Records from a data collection
────────

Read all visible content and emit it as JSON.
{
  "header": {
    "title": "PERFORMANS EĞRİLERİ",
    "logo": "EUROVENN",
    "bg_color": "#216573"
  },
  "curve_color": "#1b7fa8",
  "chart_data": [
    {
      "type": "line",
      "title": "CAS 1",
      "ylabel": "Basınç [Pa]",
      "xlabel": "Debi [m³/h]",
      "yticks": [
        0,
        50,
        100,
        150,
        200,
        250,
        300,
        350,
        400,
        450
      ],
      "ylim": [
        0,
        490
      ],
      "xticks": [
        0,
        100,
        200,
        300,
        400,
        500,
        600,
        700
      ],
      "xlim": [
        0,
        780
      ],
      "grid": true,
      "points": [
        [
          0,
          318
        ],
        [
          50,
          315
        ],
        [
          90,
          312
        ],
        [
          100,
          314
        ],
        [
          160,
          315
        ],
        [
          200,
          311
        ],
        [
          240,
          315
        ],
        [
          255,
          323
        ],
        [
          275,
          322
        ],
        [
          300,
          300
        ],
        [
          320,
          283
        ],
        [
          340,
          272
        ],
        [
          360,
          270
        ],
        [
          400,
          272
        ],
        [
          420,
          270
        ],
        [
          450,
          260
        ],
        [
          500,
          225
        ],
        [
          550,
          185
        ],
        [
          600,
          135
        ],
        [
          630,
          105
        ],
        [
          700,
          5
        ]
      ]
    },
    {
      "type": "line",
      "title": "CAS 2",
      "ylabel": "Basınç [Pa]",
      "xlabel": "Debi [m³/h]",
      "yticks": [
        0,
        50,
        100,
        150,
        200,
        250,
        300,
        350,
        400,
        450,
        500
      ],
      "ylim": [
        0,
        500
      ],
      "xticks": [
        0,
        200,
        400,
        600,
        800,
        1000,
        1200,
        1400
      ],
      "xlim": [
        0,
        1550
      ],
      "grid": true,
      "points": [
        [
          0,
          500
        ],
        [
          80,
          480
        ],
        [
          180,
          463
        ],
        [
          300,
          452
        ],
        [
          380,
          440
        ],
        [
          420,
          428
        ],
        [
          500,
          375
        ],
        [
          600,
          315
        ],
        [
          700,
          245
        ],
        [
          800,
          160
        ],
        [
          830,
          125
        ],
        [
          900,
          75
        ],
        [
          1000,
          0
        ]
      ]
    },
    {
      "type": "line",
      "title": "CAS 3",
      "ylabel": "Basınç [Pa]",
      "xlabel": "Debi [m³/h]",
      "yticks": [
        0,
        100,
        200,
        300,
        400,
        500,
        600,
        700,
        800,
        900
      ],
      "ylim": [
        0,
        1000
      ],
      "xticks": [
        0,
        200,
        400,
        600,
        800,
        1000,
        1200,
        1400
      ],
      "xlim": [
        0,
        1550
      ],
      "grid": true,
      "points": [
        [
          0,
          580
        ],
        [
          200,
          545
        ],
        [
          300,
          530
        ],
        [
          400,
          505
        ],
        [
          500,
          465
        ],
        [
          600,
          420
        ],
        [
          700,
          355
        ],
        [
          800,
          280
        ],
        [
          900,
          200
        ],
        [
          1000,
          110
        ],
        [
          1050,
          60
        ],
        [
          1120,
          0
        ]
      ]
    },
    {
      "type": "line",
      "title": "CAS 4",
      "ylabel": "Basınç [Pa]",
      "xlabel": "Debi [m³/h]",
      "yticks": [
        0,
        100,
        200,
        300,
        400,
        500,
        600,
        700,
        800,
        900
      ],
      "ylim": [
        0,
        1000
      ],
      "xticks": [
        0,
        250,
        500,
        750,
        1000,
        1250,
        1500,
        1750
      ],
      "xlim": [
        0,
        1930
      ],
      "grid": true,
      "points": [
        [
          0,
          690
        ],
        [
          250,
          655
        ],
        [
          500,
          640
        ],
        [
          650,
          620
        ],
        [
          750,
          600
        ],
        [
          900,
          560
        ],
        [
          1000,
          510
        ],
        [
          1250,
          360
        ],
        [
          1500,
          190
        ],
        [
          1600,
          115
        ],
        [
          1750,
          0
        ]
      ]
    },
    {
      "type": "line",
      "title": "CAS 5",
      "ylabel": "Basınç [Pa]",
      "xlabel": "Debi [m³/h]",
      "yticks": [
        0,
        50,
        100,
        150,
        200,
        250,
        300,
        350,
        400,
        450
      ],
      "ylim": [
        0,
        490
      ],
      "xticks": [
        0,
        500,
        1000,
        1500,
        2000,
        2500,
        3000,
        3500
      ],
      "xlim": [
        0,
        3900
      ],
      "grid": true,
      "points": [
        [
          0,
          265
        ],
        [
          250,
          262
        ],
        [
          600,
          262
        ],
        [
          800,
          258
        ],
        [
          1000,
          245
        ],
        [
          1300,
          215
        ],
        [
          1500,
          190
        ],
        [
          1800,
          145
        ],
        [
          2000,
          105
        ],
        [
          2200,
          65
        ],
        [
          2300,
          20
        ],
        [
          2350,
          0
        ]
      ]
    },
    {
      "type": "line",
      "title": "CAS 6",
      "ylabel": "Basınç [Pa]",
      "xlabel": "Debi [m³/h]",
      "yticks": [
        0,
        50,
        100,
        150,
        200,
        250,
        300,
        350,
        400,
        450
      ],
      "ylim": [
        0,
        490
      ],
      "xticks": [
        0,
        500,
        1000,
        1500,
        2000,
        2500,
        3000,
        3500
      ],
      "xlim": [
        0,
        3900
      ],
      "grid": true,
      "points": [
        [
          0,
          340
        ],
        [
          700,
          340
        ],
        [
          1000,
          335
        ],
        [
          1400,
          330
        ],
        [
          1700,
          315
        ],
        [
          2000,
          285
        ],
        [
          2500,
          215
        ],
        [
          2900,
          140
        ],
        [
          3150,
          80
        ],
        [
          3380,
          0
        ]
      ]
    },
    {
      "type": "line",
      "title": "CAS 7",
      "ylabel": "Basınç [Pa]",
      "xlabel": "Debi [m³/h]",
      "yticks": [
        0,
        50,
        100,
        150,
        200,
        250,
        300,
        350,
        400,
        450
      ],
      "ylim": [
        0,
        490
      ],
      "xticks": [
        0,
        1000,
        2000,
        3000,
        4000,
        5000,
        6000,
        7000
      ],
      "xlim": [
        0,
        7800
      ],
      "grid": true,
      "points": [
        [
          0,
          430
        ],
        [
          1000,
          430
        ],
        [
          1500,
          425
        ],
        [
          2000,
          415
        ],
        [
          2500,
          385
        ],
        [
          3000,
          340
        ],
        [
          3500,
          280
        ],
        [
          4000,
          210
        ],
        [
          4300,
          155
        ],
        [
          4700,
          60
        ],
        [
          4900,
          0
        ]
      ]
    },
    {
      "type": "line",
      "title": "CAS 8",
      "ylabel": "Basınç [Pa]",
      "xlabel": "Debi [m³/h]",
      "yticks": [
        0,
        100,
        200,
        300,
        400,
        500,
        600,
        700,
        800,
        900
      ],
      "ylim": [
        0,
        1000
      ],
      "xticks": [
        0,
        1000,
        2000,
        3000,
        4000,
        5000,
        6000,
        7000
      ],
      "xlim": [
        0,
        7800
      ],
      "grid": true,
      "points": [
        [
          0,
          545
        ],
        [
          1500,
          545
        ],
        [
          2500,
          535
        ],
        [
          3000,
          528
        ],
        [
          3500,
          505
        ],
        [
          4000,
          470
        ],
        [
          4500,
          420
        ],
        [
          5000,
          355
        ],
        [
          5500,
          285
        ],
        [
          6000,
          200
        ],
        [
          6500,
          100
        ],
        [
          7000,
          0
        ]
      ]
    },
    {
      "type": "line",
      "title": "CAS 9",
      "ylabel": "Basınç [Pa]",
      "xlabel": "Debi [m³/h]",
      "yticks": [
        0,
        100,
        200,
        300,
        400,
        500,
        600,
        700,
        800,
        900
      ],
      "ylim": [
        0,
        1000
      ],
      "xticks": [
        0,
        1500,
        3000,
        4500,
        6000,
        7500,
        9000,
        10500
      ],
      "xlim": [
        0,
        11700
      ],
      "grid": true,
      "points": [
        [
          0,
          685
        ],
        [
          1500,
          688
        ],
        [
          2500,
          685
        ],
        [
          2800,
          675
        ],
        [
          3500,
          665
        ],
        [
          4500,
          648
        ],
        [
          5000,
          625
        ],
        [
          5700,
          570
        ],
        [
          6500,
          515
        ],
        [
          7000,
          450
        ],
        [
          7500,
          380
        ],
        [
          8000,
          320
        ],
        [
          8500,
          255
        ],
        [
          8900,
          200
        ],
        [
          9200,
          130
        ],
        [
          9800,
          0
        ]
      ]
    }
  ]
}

────────

What is needed. Say how many lines in the entries contain the string "title", and leave out everything else.

Final answer. 10